(Part of a data file)
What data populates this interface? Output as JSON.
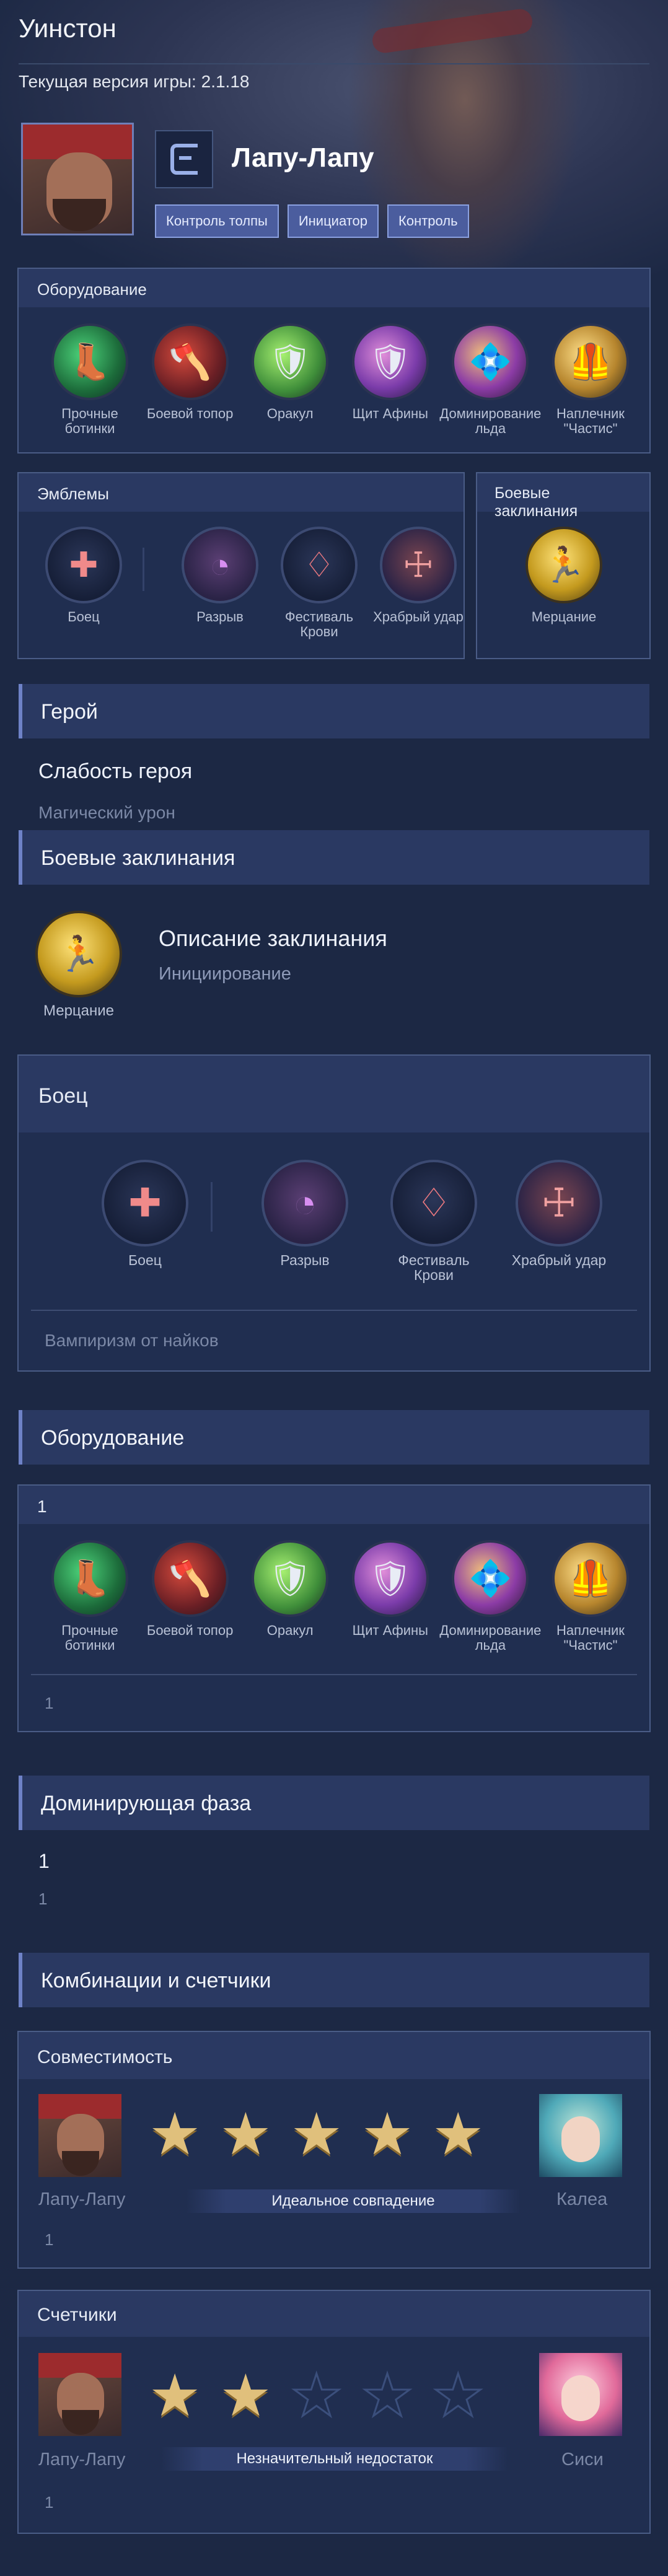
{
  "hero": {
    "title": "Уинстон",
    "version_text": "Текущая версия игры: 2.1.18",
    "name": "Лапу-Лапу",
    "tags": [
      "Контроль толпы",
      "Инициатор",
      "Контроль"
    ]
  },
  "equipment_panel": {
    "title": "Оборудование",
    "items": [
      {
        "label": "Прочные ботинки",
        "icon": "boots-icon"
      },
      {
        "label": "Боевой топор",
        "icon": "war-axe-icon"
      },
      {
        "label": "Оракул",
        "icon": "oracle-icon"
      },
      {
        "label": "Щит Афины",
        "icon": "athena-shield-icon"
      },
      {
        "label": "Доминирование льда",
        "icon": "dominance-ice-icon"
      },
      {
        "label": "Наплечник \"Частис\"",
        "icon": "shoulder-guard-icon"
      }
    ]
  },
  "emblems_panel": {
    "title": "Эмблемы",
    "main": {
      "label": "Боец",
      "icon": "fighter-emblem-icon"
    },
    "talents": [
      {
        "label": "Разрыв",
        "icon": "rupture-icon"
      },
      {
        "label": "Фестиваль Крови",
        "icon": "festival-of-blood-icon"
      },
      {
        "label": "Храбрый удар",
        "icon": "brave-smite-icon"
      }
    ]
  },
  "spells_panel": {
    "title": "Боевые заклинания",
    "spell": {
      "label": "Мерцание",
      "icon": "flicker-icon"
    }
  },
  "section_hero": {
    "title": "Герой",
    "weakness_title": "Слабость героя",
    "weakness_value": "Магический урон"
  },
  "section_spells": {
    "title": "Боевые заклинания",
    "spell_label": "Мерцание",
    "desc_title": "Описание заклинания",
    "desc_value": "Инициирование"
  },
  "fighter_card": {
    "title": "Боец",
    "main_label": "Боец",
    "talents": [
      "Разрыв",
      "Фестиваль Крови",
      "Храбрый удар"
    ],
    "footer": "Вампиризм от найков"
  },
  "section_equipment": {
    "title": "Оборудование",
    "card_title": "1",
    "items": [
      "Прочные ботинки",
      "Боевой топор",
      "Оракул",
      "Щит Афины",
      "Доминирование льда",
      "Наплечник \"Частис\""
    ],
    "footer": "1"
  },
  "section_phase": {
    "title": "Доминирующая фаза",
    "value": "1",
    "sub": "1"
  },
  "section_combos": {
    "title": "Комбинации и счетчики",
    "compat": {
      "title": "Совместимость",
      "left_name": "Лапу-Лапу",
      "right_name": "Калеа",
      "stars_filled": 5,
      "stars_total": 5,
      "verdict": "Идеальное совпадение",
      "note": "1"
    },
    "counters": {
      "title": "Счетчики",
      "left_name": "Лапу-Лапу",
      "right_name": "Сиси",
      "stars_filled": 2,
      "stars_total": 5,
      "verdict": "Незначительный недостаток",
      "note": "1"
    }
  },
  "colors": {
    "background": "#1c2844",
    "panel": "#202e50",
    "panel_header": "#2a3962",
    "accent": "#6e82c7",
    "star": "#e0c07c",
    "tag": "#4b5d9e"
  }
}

WHAT IS EXPECTED: Which lines include "Фестиваль"? Copy each of them out.

SOLUTION FOR THIS TASK:
        "label": "Фестиваль Крови",
      "Фестиваль Крови",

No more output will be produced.